▶ [Aim of the task]:
Read the records and write them out again exactly.

--- BEGIN Input rows ---

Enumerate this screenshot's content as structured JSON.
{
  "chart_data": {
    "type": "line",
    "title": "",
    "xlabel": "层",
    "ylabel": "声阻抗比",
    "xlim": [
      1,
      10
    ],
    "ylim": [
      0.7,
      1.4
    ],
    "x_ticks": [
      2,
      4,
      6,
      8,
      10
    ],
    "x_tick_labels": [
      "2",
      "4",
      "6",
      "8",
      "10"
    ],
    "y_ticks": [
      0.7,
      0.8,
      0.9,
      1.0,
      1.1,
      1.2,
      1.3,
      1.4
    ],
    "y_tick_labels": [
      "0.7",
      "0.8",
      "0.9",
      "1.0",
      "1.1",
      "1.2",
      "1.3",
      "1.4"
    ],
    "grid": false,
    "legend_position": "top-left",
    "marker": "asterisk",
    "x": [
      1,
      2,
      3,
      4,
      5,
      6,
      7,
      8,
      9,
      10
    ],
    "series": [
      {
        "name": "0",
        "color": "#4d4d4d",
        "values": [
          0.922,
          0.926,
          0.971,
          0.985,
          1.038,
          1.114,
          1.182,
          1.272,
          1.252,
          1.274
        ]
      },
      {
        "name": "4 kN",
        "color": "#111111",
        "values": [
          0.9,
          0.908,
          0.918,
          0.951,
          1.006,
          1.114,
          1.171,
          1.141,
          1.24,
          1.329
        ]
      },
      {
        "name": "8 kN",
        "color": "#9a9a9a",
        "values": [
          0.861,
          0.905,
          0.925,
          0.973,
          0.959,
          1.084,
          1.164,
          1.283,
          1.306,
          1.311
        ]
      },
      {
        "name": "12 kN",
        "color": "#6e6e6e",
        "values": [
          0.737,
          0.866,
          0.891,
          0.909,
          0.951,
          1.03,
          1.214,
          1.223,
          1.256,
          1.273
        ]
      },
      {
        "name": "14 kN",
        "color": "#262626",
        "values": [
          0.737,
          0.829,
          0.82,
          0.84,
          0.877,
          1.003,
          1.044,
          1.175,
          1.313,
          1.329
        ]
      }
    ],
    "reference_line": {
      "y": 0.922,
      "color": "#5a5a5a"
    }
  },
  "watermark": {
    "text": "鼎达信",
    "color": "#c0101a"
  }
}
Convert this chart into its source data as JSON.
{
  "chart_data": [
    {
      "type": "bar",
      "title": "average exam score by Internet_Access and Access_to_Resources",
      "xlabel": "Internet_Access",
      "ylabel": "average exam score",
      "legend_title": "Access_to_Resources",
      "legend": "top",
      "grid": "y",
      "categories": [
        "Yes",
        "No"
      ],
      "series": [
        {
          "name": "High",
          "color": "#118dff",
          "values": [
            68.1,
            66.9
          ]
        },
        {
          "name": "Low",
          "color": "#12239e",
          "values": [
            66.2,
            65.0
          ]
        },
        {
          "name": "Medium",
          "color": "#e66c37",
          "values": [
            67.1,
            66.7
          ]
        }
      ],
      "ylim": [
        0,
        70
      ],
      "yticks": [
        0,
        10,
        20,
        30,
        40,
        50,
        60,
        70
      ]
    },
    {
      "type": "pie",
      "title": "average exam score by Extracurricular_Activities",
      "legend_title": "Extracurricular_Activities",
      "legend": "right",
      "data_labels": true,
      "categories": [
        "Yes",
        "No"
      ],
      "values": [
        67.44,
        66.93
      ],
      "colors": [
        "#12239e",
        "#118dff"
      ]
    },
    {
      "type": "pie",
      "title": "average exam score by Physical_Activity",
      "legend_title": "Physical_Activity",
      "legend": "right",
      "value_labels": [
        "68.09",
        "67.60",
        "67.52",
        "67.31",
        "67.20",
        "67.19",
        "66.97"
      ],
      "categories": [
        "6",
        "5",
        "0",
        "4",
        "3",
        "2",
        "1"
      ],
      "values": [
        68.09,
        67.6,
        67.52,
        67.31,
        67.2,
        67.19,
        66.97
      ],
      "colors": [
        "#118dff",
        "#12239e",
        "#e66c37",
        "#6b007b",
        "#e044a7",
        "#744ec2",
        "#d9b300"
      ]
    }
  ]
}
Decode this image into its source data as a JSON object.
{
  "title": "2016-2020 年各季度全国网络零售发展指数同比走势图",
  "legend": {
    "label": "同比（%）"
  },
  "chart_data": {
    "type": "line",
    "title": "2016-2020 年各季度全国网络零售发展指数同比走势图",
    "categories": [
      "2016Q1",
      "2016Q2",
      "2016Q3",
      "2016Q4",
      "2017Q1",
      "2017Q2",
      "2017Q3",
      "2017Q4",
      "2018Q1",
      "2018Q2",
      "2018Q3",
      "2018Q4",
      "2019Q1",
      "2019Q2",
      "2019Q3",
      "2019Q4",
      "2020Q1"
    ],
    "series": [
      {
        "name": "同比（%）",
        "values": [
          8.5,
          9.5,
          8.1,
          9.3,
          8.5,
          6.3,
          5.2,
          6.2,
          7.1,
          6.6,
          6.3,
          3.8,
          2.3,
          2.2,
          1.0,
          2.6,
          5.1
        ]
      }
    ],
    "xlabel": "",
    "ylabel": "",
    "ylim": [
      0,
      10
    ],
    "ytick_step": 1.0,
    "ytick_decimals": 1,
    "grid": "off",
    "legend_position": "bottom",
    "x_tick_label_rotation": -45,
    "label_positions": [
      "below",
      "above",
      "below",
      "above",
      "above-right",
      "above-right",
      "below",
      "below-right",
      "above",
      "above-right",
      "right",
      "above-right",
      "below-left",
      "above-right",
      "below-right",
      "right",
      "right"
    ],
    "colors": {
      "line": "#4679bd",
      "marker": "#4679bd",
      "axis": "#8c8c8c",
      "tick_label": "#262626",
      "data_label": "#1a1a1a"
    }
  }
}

--- END Input rows ---

▶ [Solution for this exercise]:
Enumerate this screenshot's content as structured JSON.
{
  "chart_data": {
    "type": "line",
    "title": "",
    "xlabel": "层",
    "ylabel": "声阻抗比",
    "xlim": [
      1,
      10
    ],
    "ylim": [
      0.7,
      1.4
    ],
    "x_ticks": [
      2,
      4,
      6,
      8,
      10
    ],
    "x_tick_labels": [
      "2",
      "4",
      "6",
      "8",
      "10"
    ],
    "y_ticks": [
      0.7,
      0.8,
      0.9,
      1.0,
      1.1,
      1.2,
      1.3,
      1.4
    ],
    "y_tick_labels": [
      "0.7",
      "0.8",
      "0.9",
      "1.0",
      "1.1",
      "1.2",
      "1.3",
      "1.4"
    ],
    "grid": false,
    "legend_position": "top-left",
    "marker": "asterisk",
    "x": [
      1,
      2,
      3,
      4,
      5,
      6,
      7,
      8,
      9,
      10
    ],
    "series": [
      {
        "name": "0",
        "color": "#4d4d4d",
        "values": [
          0.922,
          0.926,
          0.971,
          0.985,
          1.038,
          1.114,
          1.182,
          1.272,
          1.252,
          1.274
        ]
      },
      {
        "name": "4 kN",
        "color": "#111111",
        "values": [
          0.9,
          0.908,
          0.918,
          0.951,
          1.006,
          1.114,
          1.171,
          1.141,
          1.24,
          1.329
        ]
      },
      {
        "name": "8 kN",
        "color": "#9a9a9a",
        "values": [
          0.861,
          0.905,
          0.925,
          0.973,
          0.959,
          1.084,
          1.164,
          1.283,
          1.306,
          1.311
        ]
      },
      {
        "name": "12 kN",
        "color": "#6e6e6e",
        "values": [
          0.737,
          0.866,
          0.891,
          0.909,
          0.951,
          1.03,
          1.214,
          1.223,
          1.256,
          1.273
        ]
      },
      {
        "name": "14 kN",
        "color": "#262626",
        "values": [
          0.737,
          0.829,
          0.82,
          0.84,
          0.877,
          1.003,
          1.044,
          1.175,
          1.313,
          1.329
        ]
      }
    ],
    "reference_line": {
      "y": 0.922,
      "color": "#5a5a5a"
    }
  },
  "watermark": {
    "text": "鼎达信",
    "color": "#c0101a"
  }
}
Convert this chart into its source data as JSON.
{
  "chart_data": [
    {
      "type": "bar",
      "title": "average exam score by Internet_Access and Access_to_Resources",
      "xlabel": "Internet_Access",
      "ylabel": "average exam score",
      "legend_title": "Access_to_Resources",
      "legend": "top",
      "grid": "y",
      "categories": [
        "Yes",
        "No"
      ],
      "series": [
        {
          "name": "High",
          "color": "#118dff",
          "values": [
            68.1,
            66.9
          ]
        },
        {
          "name": "Low",
          "color": "#12239e",
          "values": [
            66.2,
            65.0
          ]
        },
        {
          "name": "Medium",
          "color": "#e66c37",
          "values": [
            67.1,
            66.7
          ]
        }
      ],
      "ylim": [
        0,
        70
      ],
      "yticks": [
        0,
        10,
        20,
        30,
        40,
        50,
        60,
        70
      ]
    },
    {
      "type": "pie",
      "title": "average exam score by Extracurricular_Activities",
      "legend_title": "Extracurricular_Activities",
      "legend": "right",
      "data_labels": true,
      "categories": [
        "Yes",
        "No"
      ],
      "values": [
        67.44,
        66.93
      ],
      "colors": [
        "#12239e",
        "#118dff"
      ]
    },
    {
      "type": "pie",
      "title": "average exam score by Physical_Activity",
      "legend_title": "Physical_Activity",
      "legend": "right",
      "value_labels": [
        "68.09",
        "67.60",
        "67.52",
        "67.31",
        "67.20",
        "67.19",
        "66.97"
      ],
      "categories": [
        "6",
        "5",
        "0",
        "4",
        "3",
        "2",
        "1"
      ],
      "values": [
        68.09,
        67.6,
        67.52,
        67.31,
        67.2,
        67.19,
        66.97
      ],
      "colors": [
        "#118dff",
        "#12239e",
        "#e66c37",
        "#6b007b",
        "#e044a7",
        "#744ec2",
        "#d9b300"
      ]
    }
  ]
}
Decode this image into its source data as a JSON object.
{
  "title": "2016-2020 年各季度全国网络零售发展指数同比走势图",
  "legend": {
    "label": "同比（%）"
  },
  "chart_data": {
    "type": "line",
    "title": "2016-2020 年各季度全国网络零售发展指数同比走势图",
    "categories": [
      "2016Q1",
      "2016Q2",
      "2016Q3",
      "2016Q4",
      "2017Q1",
      "2017Q2",
      "2017Q3",
      "2017Q4",
      "2018Q1",
      "2018Q2",
      "2018Q3",
      "2018Q4",
      "2019Q1",
      "2019Q2",
      "2019Q3",
      "2019Q4",
      "2020Q1"
    ],
    "series": [
      {
        "name": "同比（%）",
        "values": [
          8.5,
          9.5,
          8.1,
          9.3,
          8.5,
          6.3,
          5.2,
          6.2,
          7.1,
          6.6,
          6.3,
          3.8,
          2.3,
          2.2,
          1.0,
          2.6,
          5.1
        ]
      }
    ],
    "xlabel": "",
    "ylabel": "",
    "ylim": [
      0,
      10
    ],
    "ytick_step": 1.0,
    "ytick_decimals": 1,
    "grid": "off",
    "legend_position": "bottom",
    "x_tick_label_rotation": -45,
    "label_positions": [
      "below",
      "above",
      "below",
      "above",
      "above-right",
      "above-right",
      "below",
      "below-right",
      "above",
      "above-right",
      "right",
      "above-right",
      "below-left",
      "above-right",
      "below-right",
      "right",
      "right"
    ],
    "colors": {
      "line": "#4679bd",
      "marker": "#4679bd",
      "axis": "#8c8c8c",
      "tick_label": "#262626",
      "data_label": "#1a1a1a"
    }
  }
}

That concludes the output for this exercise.